Figure contents as structured data
════════════════════
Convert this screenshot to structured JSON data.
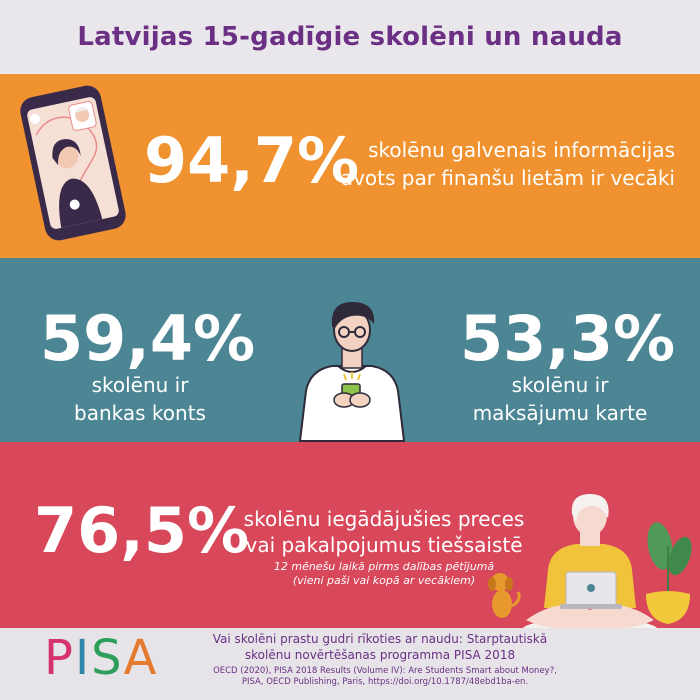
{
  "header": {
    "title": "Latvijas 15-gadīgie skolēni un nauda"
  },
  "stats": {
    "info_source": {
      "value": "94,7%",
      "line1": "skolēnu galvenais informācijas",
      "line2": "avots par finanšu lietām ir vecāki"
    },
    "bank_account": {
      "value": "59,4%",
      "line1": "skolēnu ir",
      "line2": "bankas konts"
    },
    "payment_card": {
      "value": "53,3%",
      "line1": "skolēnu ir",
      "line2": "maksājumu karte"
    },
    "online_purchase": {
      "value": "76,5%",
      "line1": "skolēnu iegādājušies preces",
      "line2": "vai pakalpojumus tiešsaistē",
      "note1": "12 mēnešu laikā pirms dalības pētījumā",
      "note2": "(vieni paši vai kopā ar vecākiem)"
    }
  },
  "footer": {
    "logo_letters": [
      "P",
      "I",
      "S",
      "A"
    ],
    "title_line1": "Vai skolēni prastu gudri rīkoties ar naudu: Starptautiskā",
    "title_line2": "skolēnu novērtēšanas programma PISA 2018",
    "cite_line1": "OECD (2020), PISA 2018 Results (Volume IV): Are Students Smart about Money?,",
    "cite_line2": "PISA, OECD Publishing, Paris, https://doi.org/10.1787/48ebd1ba-en."
  },
  "colors": {
    "header_bg": "#e9e7ec",
    "title": "#6b2f83",
    "orange": "#f0922f",
    "teal": "#4c8694",
    "red": "#d9475a",
    "pisa_p": "#d6336c",
    "pisa_i": "#2e86a8",
    "pisa_s": "#2e9e5b",
    "pisa_a": "#e57a2e"
  },
  "illustrations": {
    "phone": "phone-video-call-illustration",
    "student": "student-with-phone-illustration",
    "laptop_girl": "girl-with-laptop-illustration",
    "dog": "dog-illustration",
    "plant": "potted-plant-illustration"
  }
}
════════════════════
Exercise prompt - Retype all the records shown above, character for character. Omit every picture.

Expected answer -
Convert this screenshot to structured JSON data.
{
  "header": {
    "title": "Latvijas 15-gadīgie skolēni un nauda"
  },
  "stats": {
    "info_source": {
      "value": "94,7%",
      "line1": "skolēnu galvenais informācijas",
      "line2": "avots par finanšu lietām ir vecāki"
    },
    "bank_account": {
      "value": "59,4%",
      "line1": "skolēnu ir",
      "line2": "bankas konts"
    },
    "payment_card": {
      "value": "53,3%",
      "line1": "skolēnu ir",
      "line2": "maksājumu karte"
    },
    "online_purchase": {
      "value": "76,5%",
      "line1": "skolēnu iegādājušies preces",
      "line2": "vai pakalpojumus tiešsaistē",
      "note1": "12 mēnešu laikā pirms dalības pētījumā",
      "note2": "(vieni paši vai kopā ar vecākiem)"
    }
  },
  "footer": {
    "logo_letters": [
      "P",
      "I",
      "S",
      "A"
    ],
    "title_line1": "Vai skolēni prastu gudri rīkoties ar naudu: Starptautiskā",
    "title_line2": "skolēnu novērtēšanas programma PISA 2018",
    "cite_line1": "OECD (2020), PISA 2018 Results (Volume IV): Are Students Smart about Money?,",
    "cite_line2": "PISA, OECD Publishing, Paris, https://doi.org/10.1787/48ebd1ba-en."
  },
  "colors": {
    "header_bg": "#e9e7ec",
    "title": "#6b2f83",
    "orange": "#f0922f",
    "teal": "#4c8694",
    "red": "#d9475a",
    "pisa_p": "#d6336c",
    "pisa_i": "#2e86a8",
    "pisa_s": "#2e9e5b",
    "pisa_a": "#e57a2e"
  },
  "illustrations": {
    "phone": "phone-video-call-illustration",
    "student": "student-with-phone-illustration",
    "laptop_girl": "girl-with-laptop-illustration",
    "dog": "dog-illustration",
    "plant": "potted-plant-illustration"
  }
}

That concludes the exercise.